Exercise instructions. Can you write out all of the material below, word for word?

--- Begin Provided information ---

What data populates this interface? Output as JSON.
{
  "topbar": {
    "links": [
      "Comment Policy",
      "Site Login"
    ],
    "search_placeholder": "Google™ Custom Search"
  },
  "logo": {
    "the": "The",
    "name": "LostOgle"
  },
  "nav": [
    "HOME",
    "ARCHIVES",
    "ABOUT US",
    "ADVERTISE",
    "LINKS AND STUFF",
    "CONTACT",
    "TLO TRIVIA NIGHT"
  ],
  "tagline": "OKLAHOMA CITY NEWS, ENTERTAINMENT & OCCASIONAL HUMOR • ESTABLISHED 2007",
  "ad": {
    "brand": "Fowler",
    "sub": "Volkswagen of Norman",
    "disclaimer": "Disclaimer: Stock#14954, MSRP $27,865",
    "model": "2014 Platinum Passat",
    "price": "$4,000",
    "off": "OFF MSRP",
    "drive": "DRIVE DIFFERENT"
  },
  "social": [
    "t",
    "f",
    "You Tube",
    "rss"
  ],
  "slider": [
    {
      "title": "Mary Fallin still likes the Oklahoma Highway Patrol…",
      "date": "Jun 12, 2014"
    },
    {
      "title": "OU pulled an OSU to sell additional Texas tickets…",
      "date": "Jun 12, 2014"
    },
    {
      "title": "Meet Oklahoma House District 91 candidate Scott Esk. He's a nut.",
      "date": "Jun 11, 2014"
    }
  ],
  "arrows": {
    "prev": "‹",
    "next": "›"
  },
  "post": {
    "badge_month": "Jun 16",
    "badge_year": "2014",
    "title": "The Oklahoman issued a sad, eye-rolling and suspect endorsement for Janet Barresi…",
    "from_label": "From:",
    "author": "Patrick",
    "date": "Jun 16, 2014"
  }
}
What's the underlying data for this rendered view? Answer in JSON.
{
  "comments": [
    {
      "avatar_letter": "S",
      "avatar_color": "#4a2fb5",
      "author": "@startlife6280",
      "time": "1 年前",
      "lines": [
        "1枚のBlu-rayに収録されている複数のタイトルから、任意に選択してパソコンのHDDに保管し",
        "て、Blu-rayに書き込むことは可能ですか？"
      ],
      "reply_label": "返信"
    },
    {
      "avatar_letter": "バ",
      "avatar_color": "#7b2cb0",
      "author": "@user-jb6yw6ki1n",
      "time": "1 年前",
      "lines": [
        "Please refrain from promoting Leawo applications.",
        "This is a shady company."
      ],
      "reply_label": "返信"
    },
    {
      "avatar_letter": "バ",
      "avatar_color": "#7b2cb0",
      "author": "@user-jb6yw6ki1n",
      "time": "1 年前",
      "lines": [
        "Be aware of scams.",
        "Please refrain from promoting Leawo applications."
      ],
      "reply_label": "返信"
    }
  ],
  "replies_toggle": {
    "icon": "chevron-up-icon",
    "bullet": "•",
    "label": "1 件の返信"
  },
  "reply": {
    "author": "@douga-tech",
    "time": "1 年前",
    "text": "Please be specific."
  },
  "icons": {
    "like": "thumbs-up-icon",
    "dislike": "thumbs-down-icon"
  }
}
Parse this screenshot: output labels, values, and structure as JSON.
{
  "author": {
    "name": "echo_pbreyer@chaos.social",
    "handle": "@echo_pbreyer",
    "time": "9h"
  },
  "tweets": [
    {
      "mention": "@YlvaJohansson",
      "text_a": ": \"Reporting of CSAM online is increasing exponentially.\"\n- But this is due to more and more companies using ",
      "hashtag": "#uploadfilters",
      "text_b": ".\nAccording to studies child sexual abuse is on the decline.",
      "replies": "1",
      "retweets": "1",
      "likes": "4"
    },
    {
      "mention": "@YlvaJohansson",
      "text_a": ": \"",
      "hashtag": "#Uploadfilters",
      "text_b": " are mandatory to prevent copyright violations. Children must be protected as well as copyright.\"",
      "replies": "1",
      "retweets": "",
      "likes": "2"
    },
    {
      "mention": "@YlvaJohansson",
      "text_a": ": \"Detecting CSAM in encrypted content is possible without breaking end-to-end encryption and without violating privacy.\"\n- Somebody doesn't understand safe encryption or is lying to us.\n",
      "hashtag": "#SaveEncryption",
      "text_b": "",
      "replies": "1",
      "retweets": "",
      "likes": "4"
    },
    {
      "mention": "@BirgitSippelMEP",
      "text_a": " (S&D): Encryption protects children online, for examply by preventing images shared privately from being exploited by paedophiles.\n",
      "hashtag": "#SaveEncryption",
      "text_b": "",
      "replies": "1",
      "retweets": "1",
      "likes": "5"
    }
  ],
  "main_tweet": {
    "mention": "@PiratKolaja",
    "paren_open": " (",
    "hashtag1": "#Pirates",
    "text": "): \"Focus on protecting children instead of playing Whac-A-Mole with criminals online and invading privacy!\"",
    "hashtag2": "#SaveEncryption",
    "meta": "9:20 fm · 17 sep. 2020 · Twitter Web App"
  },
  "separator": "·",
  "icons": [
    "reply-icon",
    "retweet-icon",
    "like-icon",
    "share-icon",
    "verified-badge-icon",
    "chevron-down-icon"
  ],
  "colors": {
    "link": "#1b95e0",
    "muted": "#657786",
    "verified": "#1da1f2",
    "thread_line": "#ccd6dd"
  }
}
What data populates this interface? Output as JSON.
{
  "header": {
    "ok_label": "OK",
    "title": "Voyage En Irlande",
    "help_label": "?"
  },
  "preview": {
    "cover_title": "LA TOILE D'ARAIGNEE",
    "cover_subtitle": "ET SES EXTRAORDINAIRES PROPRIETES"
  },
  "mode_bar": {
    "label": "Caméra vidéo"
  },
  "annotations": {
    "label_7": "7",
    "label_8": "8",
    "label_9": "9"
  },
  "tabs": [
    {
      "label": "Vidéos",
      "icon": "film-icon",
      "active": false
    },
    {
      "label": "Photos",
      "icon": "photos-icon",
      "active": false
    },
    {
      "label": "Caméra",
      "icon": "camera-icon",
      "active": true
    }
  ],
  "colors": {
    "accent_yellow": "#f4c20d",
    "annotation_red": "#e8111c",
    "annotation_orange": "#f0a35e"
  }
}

--- End Provided information ---

Output.
What data populates this interface? Output as JSON.
{
  "topbar": {
    "links": [
      "Comment Policy",
      "Site Login"
    ],
    "search_placeholder": "Google™ Custom Search"
  },
  "logo": {
    "the": "The",
    "name": "LostOgle"
  },
  "nav": [
    "HOME",
    "ARCHIVES",
    "ABOUT US",
    "ADVERTISE",
    "LINKS AND STUFF",
    "CONTACT",
    "TLO TRIVIA NIGHT"
  ],
  "tagline": "OKLAHOMA CITY NEWS, ENTERTAINMENT & OCCASIONAL HUMOR • ESTABLISHED 2007",
  "ad": {
    "brand": "Fowler",
    "sub": "Volkswagen of Norman",
    "disclaimer": "Disclaimer: Stock#14954, MSRP $27,865",
    "model": "2014 Platinum Passat",
    "price": "$4,000",
    "off": "OFF MSRP",
    "drive": "DRIVE DIFFERENT"
  },
  "social": [
    "t",
    "f",
    "You Tube",
    "rss"
  ],
  "slider": [
    {
      "title": "Mary Fallin still likes the Oklahoma Highway Patrol…",
      "date": "Jun 12, 2014"
    },
    {
      "title": "OU pulled an OSU to sell additional Texas tickets…",
      "date": "Jun 12, 2014"
    },
    {
      "title": "Meet Oklahoma House District 91 candidate Scott Esk. He's a nut.",
      "date": "Jun 11, 2014"
    }
  ],
  "arrows": {
    "prev": "‹",
    "next": "›"
  },
  "post": {
    "badge_month": "Jun 16",
    "badge_year": "2014",
    "title": "The Oklahoman issued a sad, eye-rolling and suspect endorsement for Janet Barresi…",
    "from_label": "From:",
    "author": "Patrick",
    "date": "Jun 16, 2014"
  }
}
What's the underlying data for this rendered view? Answer in JSON.
{
  "comments": [
    {
      "avatar_letter": "S",
      "avatar_color": "#4a2fb5",
      "author": "@startlife6280",
      "time": "1 年前",
      "lines": [
        "1枚のBlu-rayに収録されている複数のタイトルから、任意に選択してパソコンのHDDに保管し",
        "て、Blu-rayに書き込むことは可能ですか？"
      ],
      "reply_label": "返信"
    },
    {
      "avatar_letter": "バ",
      "avatar_color": "#7b2cb0",
      "author": "@user-jb6yw6ki1n",
      "time": "1 年前",
      "lines": [
        "Please refrain from promoting Leawo applications.",
        "This is a shady company."
      ],
      "reply_label": "返信"
    },
    {
      "avatar_letter": "バ",
      "avatar_color": "#7b2cb0",
      "author": "@user-jb6yw6ki1n",
      "time": "1 年前",
      "lines": [
        "Be aware of scams.",
        "Please refrain from promoting Leawo applications."
      ],
      "reply_label": "返信"
    }
  ],
  "replies_toggle": {
    "icon": "chevron-up-icon",
    "bullet": "•",
    "label": "1 件の返信"
  },
  "reply": {
    "author": "@douga-tech",
    "time": "1 年前",
    "text": "Please be specific."
  },
  "icons": {
    "like": "thumbs-up-icon",
    "dislike": "thumbs-down-icon"
  }
}
Parse this screenshot: output labels, values, and structure as JSON.
{
  "author": {
    "name": "echo_pbreyer@chaos.social",
    "handle": "@echo_pbreyer",
    "time": "9h"
  },
  "tweets": [
    {
      "mention": "@YlvaJohansson",
      "text_a": ": \"Reporting of CSAM online is increasing exponentially.\"\n- But this is due to more and more companies using ",
      "hashtag": "#uploadfilters",
      "text_b": ".\nAccording to studies child sexual abuse is on the decline.",
      "replies": "1",
      "retweets": "1",
      "likes": "4"
    },
    {
      "mention": "@YlvaJohansson",
      "text_a": ": \"",
      "hashtag": "#Uploadfilters",
      "text_b": " are mandatory to prevent copyright violations. Children must be protected as well as copyright.\"",
      "replies": "1",
      "retweets": "",
      "likes": "2"
    },
    {
      "mention": "@YlvaJohansson",
      "text_a": ": \"Detecting CSAM in encrypted content is possible without breaking end-to-end encryption and without violating privacy.\"\n- Somebody doesn't understand safe encryption or is lying to us.\n",
      "hashtag": "#SaveEncryption",
      "text_b": "",
      "replies": "1",
      "retweets": "",
      "likes": "4"
    },
    {
      "mention": "@BirgitSippelMEP",
      "text_a": " (S&D): Encryption protects children online, for examply by preventing images shared privately from being exploited by paedophiles.\n",
      "hashtag": "#SaveEncryption",
      "text_b": "",
      "replies": "1",
      "retweets": "1",
      "likes": "5"
    }
  ],
  "main_tweet": {
    "mention": "@PiratKolaja",
    "paren_open": " (",
    "hashtag1": "#Pirates",
    "text": "): \"Focus on protecting children instead of playing Whac-A-Mole with criminals online and invading privacy!\"",
    "hashtag2": "#SaveEncryption",
    "meta": "9:20 fm · 17 sep. 2020 · Twitter Web App"
  },
  "separator": "·",
  "icons": [
    "reply-icon",
    "retweet-icon",
    "like-icon",
    "share-icon",
    "verified-badge-icon",
    "chevron-down-icon"
  ],
  "colors": {
    "link": "#1b95e0",
    "muted": "#657786",
    "verified": "#1da1f2",
    "thread_line": "#ccd6dd"
  }
}
What data populates this interface? Output as JSON.
{
  "header": {
    "ok_label": "OK",
    "title": "Voyage En Irlande",
    "help_label": "?"
  },
  "preview": {
    "cover_title": "LA TOILE D'ARAIGNEE",
    "cover_subtitle": "ET SES EXTRAORDINAIRES PROPRIETES"
  },
  "mode_bar": {
    "label": "Caméra vidéo"
  },
  "annotations": {
    "label_7": "7",
    "label_8": "8",
    "label_9": "9"
  },
  "tabs": [
    {
      "label": "Vidéos",
      "icon": "film-icon",
      "active": false
    },
    {
      "label": "Photos",
      "icon": "photos-icon",
      "active": false
    },
    {
      "label": "Caméra",
      "icon": "camera-icon",
      "active": true
    }
  ],
  "colors": {
    "accent_yellow": "#f4c20d",
    "annotation_red": "#e8111c",
    "annotation_orange": "#f0a35e"
  }
}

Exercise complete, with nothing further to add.